**DIRECTIONS FOR THIS TASK**
Every record must be repeated exactly, with no omission.
- - -
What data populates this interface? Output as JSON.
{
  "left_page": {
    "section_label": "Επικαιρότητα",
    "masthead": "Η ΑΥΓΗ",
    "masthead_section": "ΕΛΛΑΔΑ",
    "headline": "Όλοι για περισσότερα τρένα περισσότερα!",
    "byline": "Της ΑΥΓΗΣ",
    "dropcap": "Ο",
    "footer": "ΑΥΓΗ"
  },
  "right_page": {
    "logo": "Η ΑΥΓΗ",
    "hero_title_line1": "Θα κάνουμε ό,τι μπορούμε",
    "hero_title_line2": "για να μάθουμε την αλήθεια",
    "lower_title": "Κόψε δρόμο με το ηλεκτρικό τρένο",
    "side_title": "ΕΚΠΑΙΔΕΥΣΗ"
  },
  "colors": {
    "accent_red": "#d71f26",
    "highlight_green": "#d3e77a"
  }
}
- - -
**ANSWER TO THIS PROBLEM**
What data populates this interface? Output as JSON.
{
  "left_page": {
    "section_label": "Επικαιρότητα",
    "masthead": "Η ΑΥΓΗ",
    "masthead_section": "ΕΛΛΑΔΑ",
    "headline": "Όλοι για περισσότερα τρένα περισσότερα!",
    "byline": "Της ΑΥΓΗΣ",
    "dropcap": "Ο",
    "footer": "ΑΥΓΗ"
  },
  "right_page": {
    "logo": "Η ΑΥΓΗ",
    "hero_title_line1": "Θα κάνουμε ό,τι μπορούμε",
    "hero_title_line2": "για να μάθουμε την αλήθεια",
    "lower_title": "Κόψε δρόμο με το ηλεκτρικό τρένο",
    "side_title": "ΕΚΠΑΙΔΕΥΣΗ"
  },
  "colors": {
    "accent_red": "#d71f26",
    "highlight_green": "#d3e77a"
  }
}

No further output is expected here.